Extracted entries start

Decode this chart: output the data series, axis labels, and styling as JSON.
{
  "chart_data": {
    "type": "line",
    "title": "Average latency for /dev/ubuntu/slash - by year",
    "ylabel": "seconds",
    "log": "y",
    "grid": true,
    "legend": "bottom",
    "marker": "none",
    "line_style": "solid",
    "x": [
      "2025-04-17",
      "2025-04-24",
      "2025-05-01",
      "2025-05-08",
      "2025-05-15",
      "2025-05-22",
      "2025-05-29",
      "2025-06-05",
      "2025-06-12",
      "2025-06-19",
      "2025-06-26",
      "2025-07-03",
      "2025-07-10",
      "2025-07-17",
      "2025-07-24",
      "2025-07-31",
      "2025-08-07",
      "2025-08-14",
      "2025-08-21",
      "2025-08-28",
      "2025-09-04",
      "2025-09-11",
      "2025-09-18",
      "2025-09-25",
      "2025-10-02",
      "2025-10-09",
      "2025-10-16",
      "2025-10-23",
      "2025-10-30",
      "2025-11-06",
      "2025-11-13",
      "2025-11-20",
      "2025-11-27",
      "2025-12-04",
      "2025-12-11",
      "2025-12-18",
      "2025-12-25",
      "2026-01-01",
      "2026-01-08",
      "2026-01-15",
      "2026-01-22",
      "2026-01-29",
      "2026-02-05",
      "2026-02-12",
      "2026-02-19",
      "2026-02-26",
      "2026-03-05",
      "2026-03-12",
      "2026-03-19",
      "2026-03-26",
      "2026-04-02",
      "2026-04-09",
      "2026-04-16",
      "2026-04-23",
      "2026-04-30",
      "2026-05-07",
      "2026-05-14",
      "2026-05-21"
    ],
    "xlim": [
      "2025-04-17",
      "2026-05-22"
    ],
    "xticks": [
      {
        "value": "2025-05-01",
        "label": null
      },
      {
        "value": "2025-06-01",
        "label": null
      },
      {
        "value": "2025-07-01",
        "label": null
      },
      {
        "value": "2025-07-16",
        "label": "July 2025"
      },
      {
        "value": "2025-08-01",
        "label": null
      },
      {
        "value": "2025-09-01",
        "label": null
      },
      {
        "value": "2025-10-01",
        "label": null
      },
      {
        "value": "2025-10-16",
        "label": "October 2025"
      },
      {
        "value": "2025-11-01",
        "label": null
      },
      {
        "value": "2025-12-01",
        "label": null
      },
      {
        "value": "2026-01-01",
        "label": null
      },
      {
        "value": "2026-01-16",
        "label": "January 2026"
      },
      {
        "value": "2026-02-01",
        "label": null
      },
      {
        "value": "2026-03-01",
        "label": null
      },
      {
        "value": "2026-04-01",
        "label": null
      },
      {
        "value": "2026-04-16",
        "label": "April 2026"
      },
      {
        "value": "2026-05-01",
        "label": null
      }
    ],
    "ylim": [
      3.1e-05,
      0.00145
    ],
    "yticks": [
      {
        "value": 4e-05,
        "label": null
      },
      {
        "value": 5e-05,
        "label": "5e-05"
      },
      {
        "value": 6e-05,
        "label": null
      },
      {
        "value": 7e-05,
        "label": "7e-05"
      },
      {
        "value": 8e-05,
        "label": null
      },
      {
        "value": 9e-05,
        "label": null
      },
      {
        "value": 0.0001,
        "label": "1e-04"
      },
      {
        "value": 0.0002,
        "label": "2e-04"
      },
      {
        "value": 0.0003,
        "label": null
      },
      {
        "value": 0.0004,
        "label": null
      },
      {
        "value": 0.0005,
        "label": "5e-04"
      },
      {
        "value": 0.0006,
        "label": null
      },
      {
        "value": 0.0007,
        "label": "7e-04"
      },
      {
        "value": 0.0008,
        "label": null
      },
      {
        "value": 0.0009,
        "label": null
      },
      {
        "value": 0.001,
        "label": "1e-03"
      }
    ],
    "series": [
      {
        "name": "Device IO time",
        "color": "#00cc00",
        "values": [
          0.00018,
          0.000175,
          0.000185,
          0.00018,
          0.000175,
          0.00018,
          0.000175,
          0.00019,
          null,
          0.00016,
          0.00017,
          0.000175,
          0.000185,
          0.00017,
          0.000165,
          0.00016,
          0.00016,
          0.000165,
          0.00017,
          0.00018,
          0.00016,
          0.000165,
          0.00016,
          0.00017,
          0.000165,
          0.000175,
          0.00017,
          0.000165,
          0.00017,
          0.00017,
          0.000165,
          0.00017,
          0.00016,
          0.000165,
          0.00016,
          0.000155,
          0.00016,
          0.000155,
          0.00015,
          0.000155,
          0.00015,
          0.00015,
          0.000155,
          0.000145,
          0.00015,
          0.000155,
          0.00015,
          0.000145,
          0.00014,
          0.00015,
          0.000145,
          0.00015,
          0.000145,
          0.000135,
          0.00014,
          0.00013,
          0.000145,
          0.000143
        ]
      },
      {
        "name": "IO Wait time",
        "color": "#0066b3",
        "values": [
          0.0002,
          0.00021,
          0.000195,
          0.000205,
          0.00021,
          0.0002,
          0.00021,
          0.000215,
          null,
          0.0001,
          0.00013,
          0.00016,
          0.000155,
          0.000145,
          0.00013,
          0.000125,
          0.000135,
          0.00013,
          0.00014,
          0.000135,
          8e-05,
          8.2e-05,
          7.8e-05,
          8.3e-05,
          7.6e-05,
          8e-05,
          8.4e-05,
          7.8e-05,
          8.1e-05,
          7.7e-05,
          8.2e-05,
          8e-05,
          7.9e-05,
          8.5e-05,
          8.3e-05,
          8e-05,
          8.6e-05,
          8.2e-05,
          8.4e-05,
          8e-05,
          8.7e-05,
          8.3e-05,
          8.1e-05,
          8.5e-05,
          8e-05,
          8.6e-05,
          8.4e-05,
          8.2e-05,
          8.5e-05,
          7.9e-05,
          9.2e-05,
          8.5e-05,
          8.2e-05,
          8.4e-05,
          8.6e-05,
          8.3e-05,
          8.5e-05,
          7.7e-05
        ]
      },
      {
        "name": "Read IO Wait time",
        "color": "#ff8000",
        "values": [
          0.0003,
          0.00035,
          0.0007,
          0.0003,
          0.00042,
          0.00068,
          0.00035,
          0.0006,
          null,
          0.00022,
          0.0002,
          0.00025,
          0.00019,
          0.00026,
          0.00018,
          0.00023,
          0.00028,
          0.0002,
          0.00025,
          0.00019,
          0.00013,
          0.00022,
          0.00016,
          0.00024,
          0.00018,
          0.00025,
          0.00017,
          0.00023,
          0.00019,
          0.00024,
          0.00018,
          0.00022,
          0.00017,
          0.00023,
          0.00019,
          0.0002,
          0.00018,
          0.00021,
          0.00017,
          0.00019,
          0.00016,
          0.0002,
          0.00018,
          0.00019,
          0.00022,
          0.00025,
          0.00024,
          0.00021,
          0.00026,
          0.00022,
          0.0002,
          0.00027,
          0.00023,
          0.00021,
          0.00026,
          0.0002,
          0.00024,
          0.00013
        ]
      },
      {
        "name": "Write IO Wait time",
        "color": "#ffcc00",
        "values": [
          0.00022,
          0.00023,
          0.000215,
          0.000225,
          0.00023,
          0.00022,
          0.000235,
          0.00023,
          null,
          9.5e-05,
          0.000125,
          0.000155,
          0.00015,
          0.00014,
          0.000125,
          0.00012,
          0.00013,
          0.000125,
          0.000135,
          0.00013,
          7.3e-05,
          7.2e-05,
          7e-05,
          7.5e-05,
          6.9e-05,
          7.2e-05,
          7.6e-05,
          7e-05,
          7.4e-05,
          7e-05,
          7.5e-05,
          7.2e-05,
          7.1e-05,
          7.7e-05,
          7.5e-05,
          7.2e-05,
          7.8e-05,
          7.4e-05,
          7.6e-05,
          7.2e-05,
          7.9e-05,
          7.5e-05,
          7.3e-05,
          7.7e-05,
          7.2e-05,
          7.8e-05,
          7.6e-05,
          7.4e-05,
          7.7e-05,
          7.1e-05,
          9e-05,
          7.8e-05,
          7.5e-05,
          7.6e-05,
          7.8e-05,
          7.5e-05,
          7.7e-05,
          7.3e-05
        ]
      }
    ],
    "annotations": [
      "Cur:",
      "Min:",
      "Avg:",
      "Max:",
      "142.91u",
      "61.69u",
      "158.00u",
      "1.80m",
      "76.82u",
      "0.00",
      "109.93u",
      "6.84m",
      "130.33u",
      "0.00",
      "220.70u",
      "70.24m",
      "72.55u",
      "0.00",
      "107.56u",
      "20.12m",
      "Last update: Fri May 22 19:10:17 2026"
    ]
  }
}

Extracted entries end

◆ **Instructions to follow**
Say how many lines of the listing above contain "color", with no other words.

◆ **Solved exercise**
4